→ EXERCISE TASK
Produce an exact copy of all the data below, dropping every image.

→ GIVEN RECORDS
§

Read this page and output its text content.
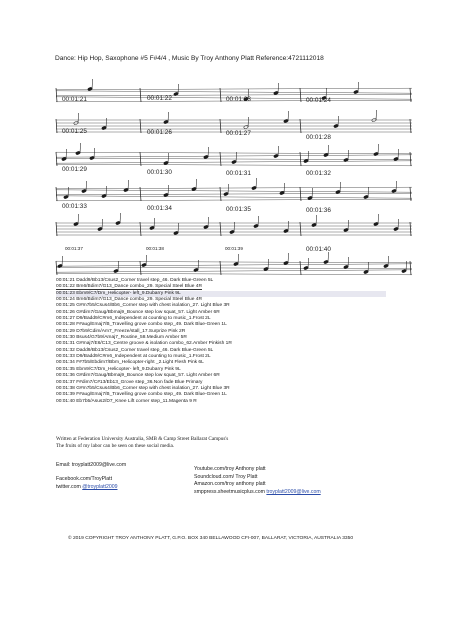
Dance: Hip Hop, Saxophone #5 F#4/4 , Music By Troy Anthony Platt Reference:4721112018
00:01:21	00:01:22	00:01:23	00:01:24
00:01:25	00:01:26	00:01:27
00:01:28
00:01:29	00:01:30	00:01:31	00:01:32
00:01:33	00:01:34	00:01:35	00:01:36
00:01:37	00:01:38	00:01:39	00:01:40
00:01:21 Dadd9/Bb13/Csus2_Corner travel step_46. Dark Blue-Green 5L
00:01:22 Bm6/Bdim7/G13_Dance combo_29. Special Steel Blue 4R
00:01:23 Ebm9/C7/Dm_Helicopter- left_9.Dubarry Pink 9L
00:01:24 Bm6/Bdim7/G13_Dance combo_29. Special Steel Blue 4R
00:01:25 G#m7b5/Csus4/Bb6_Corner step with chest isolation_27. Light Blue 3R
00:01:26 G#dim7/Gaug/Bbmaj9_Bounce step low squat_57. Light Amber 6R
00:01:27 D9/Badd9/C#m6_Independent at counting to music_1.Frost 2L
00:01:28 F#aug/Emaj7/B_Travelling grove combo step_49. Dark Blue-Green 1L
00:01:29 D7b9/Cdim/Am7_Freeze/stall_17.Surprize Pink 2R
00:01:30 Bsus4/G7b9/Amaj7_Routine_58.Medium Amber 5R
00:01:31 G#maj7/E6/C13_Centre groove & isolation combo_62.Amber Pinkish 1R
00:01:32 Dadd9/Bb13/Csus2_Corner travel step_46. Dark Blue-Green 5L
00:01:33 D9/Badd9/C#m6_Independent at counting to music_1.Frost 2L
00:01:34 F#7b5/Ebdim7/Bbm_Helicopter-right _2.Light Flesh Pink 6L
00:01:35 Ebm9/C7/Dm_Helicopter- left_9.Dubarry Pink 9L
00:01:36 G#dim7/Gaug/Bbmaj9_Bounce step low squat_57. Light Amber 6R
00:01:37 F#dim7/C#13/Eb13_Grove step_36.Non fade Blue Primary
00:01:38 G#m7b5/Csus4/Bb6_Corner step with chest isolation_27. Light Blue 3R
00:01:39 F#aug/Emaj7/B_Travelling grove combo step_49. Dark Blue-Green 1L
00:01:40 Eb7b5/Asus2/D7_Knee Lift corner step_11.Magenta 9 R
Written at Federation University Australia, SMB & Camp Street Ballarat Campus's
The fruits of my labor can be seen on these social media.
Email: troyplatt2009@live.com
Facebook.com/TroyPlatt
twitter.com @troyplatt2009
Youtube.com/troy Anthony platt
Soundcloud.com/ Troy Platt
Amazon.com/troy anthony platt
smppress.sheetmusicplus.com troyplatt2009@live.com
© 2019 COPYRIGHT TROY ANTHONY PLATT, G.P.O. BOX 340 BELLAWOOD CFI-007, BALLARAT, VICTORIA, AUSTRALIA 3350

§

→ CORRECT ANSWER
Read this page and output its text content.
Dance: Hip Hop, Saxophone #5 F#4/4 , Music By Troy Anthony Platt Reference:4721112018
00:01:21	00:01:22	00:01:23	00:01:24
00:01:25	00:01:26	00:01:27
00:01:28
00:01:29	00:01:30	00:01:31	00:01:32
00:01:33	00:01:34	00:01:35	00:01:36
00:01:37	00:01:38	00:01:39	00:01:40
00:01:21 Dadd9/Bb13/Csus2_Corner travel step_46. Dark Blue-Green 5L
00:01:22 Bm6/Bdim7/G13_Dance combo_29. Special Steel Blue 4R
00:01:23 Ebm9/C7/Dm_Helicopter- left_9.Dubarry Pink 9L
00:01:24 Bm6/Bdim7/G13_Dance combo_29. Special Steel Blue 4R
00:01:25 G#m7b5/Csus4/Bb6_Corner step with chest isolation_27. Light Blue 3R
00:01:26 G#dim7/Gaug/Bbmaj9_Bounce step low squat_57. Light Amber 6R
00:01:27 D9/Badd9/C#m6_Independent at counting to music_1.Frost 2L
00:01:28 F#aug/Emaj7/B_Travelling grove combo step_49. Dark Blue-Green 1L
00:01:29 D7b9/Cdim/Am7_Freeze/stall_17.Surprize Pink 2R
00:01:30 Bsus4/G7b9/Amaj7_Routine_58.Medium Amber 5R
00:01:31 G#maj7/E6/C13_Centre groove & isolation combo_62.Amber Pinkish 1R
00:01:32 Dadd9/Bb13/Csus2_Corner travel step_46. Dark Blue-Green 5L
00:01:33 D9/Badd9/C#m6_Independent at counting to music_1.Frost 2L
00:01:34 F#7b5/Ebdim7/Bbm_Helicopter-right _2.Light Flesh Pink 6L
00:01:35 Ebm9/C7/Dm_Helicopter- left_9.Dubarry Pink 9L
00:01:36 G#dim7/Gaug/Bbmaj9_Bounce step low squat_57. Light Amber 6R
00:01:37 F#dim7/C#13/Eb13_Grove step_36.Non fade Blue Primary
00:01:38 G#m7b5/Csus4/Bb6_Corner step with chest isolation_27. Light Blue 3R
00:01:39 F#aug/Emaj7/B_Travelling grove combo step_49. Dark Blue-Green 1L
00:01:40 Eb7b5/Asus2/D7_Knee Lift corner step_11.Magenta 9 R
Written at Federation University Australia, SMB & Camp Street Ballarat Campus's
The fruits of my labor can be seen on these social media.
Email: troyplatt2009@live.com
Facebook.com/TroyPlatt
twitter.com @troyplatt2009
Youtube.com/troy Anthony platt
Soundcloud.com/ Troy Platt
Amazon.com/troy anthony platt
smppress.sheetmusicplus.com troyplatt2009@live.com
© 2019 COPYRIGHT TROY ANTHONY PLATT, G.P.O. BOX 340 BELLAWOOD CFI-007, BALLARAT, VICTORIA, AUSTRALIA 3350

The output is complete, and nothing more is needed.